* Source excerpt *

If there are any errors in the string to sign, _date, AWS region or AWS service strings used as input to aws_sign_string then a signature will still be generated, but the AWS API will reject the request. In this case it is necessary to review the process by which these strings were created as per the AWS guide provided above.

Example

The following is an example USE script that implements everything described above.

#################################################################
# This USE script will download a file from an S3 bucket        #
#                                                               #
# It takes three parameters:                                    #
# 1) The name of the bucket                                     #
# 2) The name of the object to download                         #
# 3) The name of the file to save the downloaded object as      #
#                                                               #
# Created: 13th Jan 2018                                        #
# Author: Eddy Deegan                                           #
# --------------------------------------------------------------#
# NOTES:                                                        #
# - This script hardcodes the Region as eu-central-1 but this   #
#   can easily be changed or made a parameter as required       #
#################################################################

if (${ARGC} != 3) {
    print This script requires the following parameters:
    print bucketName objectName saveFilename
    terminate
}

# Set this to 1 to enable a debug trace output when the script is run
var DEBUG = 0

# This is the text that appears to the left and right of debug headings 
var banner = ________

######################################################################
# Customer specific values here (these can be encrypted if required) #
#                                                                    #
var bucket = "${ARG_1}"

[Stored items from a collection]

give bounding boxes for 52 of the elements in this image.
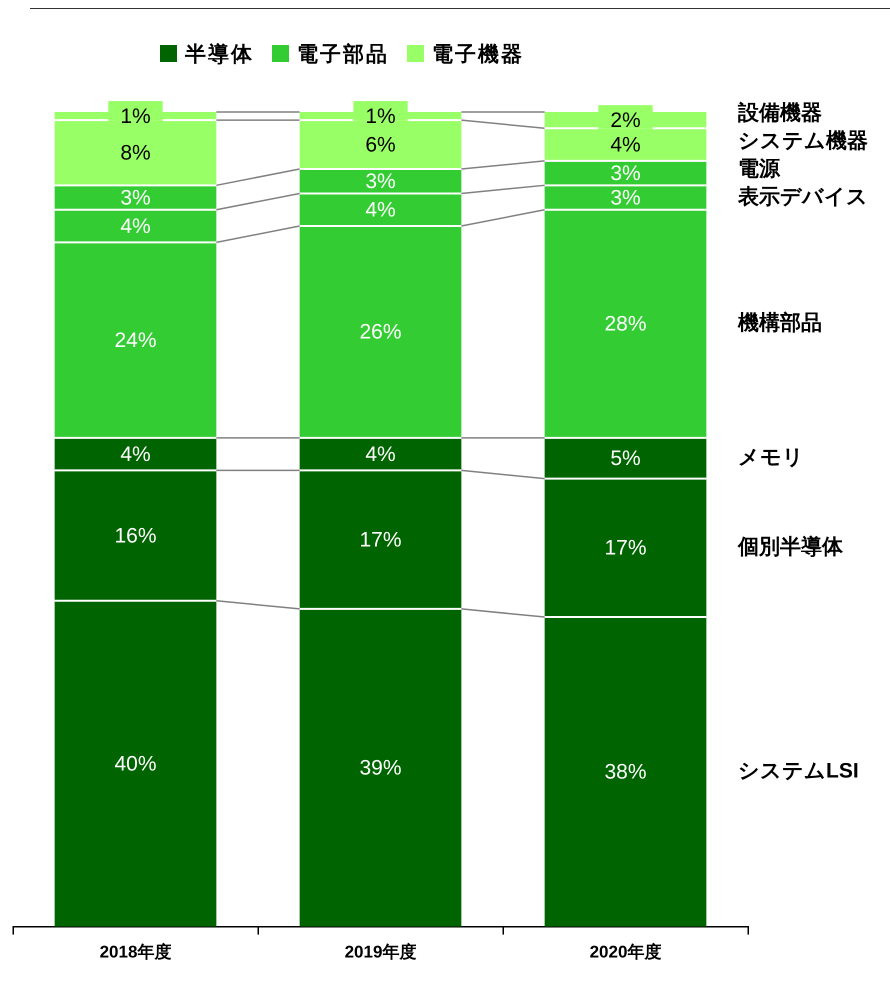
data-label: 28% — [604, 312, 647, 336]
series-label: 電源 — [738, 157, 781, 180]
data-label: 3% — [120, 186, 151, 210]
x-tick-label: 2018年度 — [100, 942, 172, 962]
bar — [300, 438, 462, 470]
bar — [544, 617, 706, 927]
bar — [544, 478, 706, 618]
data-label: 2% — [610, 108, 641, 132]
series-label: 個別半導体 — [737, 534, 844, 559]
x-tick-label: 2019年度 — [344, 942, 416, 962]
data-label: 3% — [610, 186, 641, 210]
data-label: 24% — [114, 328, 157, 352]
bar — [544, 210, 706, 438]
data-label: 5% — [610, 447, 641, 470]
data-label: 26% — [359, 320, 402, 344]
bar — [544, 438, 706, 479]
data-label: 16% — [114, 524, 157, 548]
series-label: 機構部品 — [737, 310, 822, 335]
data-label: 1% — [120, 104, 151, 128]
x-tick-label: 2020年度 — [590, 942, 662, 962]
series-label: 表示デバイス — [737, 185, 868, 208]
data-label: 6% — [365, 133, 396, 156]
data-label: 40% — [114, 752, 157, 776]
bar — [54, 438, 216, 470]
bar — [54, 210, 216, 242]
data-label: 4% — [120, 214, 151, 238]
data-label: 39% — [359, 756, 402, 780]
data-label: 3% — [365, 170, 396, 194]
bar — [54, 600, 216, 927]
series-label: 設備機器 — [737, 101, 822, 124]
data-label: 4% — [365, 442, 396, 466]
data-label: 38% — [604, 760, 647, 784]
bar — [54, 242, 216, 438]
series-label: システムLSI — [738, 760, 859, 783]
bar — [300, 226, 462, 438]
data-label: 8% — [120, 142, 151, 165]
bar — [300, 193, 462, 226]
bar — [54, 470, 216, 601]
data-label: 17% — [359, 528, 402, 552]
text: 半導体 — [184, 42, 254, 68]
data-label: 4% — [610, 133, 641, 156]
data-label: 1% — [365, 104, 396, 128]
data-label: 17% — [604, 536, 647, 560]
data-label: 4% — [365, 198, 396, 222]
series-label: システム機器 — [738, 129, 868, 152]
data-label: 3% — [610, 162, 641, 185]
bar — [300, 470, 462, 609]
series-label: メモリ — [738, 446, 804, 469]
data-label: 4% — [120, 442, 151, 466]
bar — [300, 608, 462, 927]
text: 電子機器 — [431, 42, 524, 68]
text: 電子部品 — [296, 42, 389, 68]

* Exercise task 1 *
Write out the AWS request-signing excerpt, starting with "If there are" and going on through "everything described above.".
* Exercise task 2 *
Filter the records and copy each line that contains the string "series".

* Exercise output 1 *
If there are any errors in the string to sign, _date, AWS region or AWS service strings used as input to aws_sign_string then a signature will still be generated, but the AWS API will reject the request. In this case it is necessary to review the process by which these strings were created as per the AWS guide provided above.

Example

The following is an example USE script that implements everything described above.

* Exercise output 2 *
series-label: 電源 — [738, 157, 781, 180]
series-label: 個別半導体 — [737, 534, 844, 559]
series-label: 機構部品 — [737, 310, 822, 335]
series-label: 表示デバイス — [737, 185, 868, 208]
series-label: 設備機器 — [737, 101, 822, 124]
series-label: システムLSI — [738, 760, 859, 783]
series-label: システム機器 — [738, 129, 868, 152]
series-label: メモリ — [738, 446, 804, 469]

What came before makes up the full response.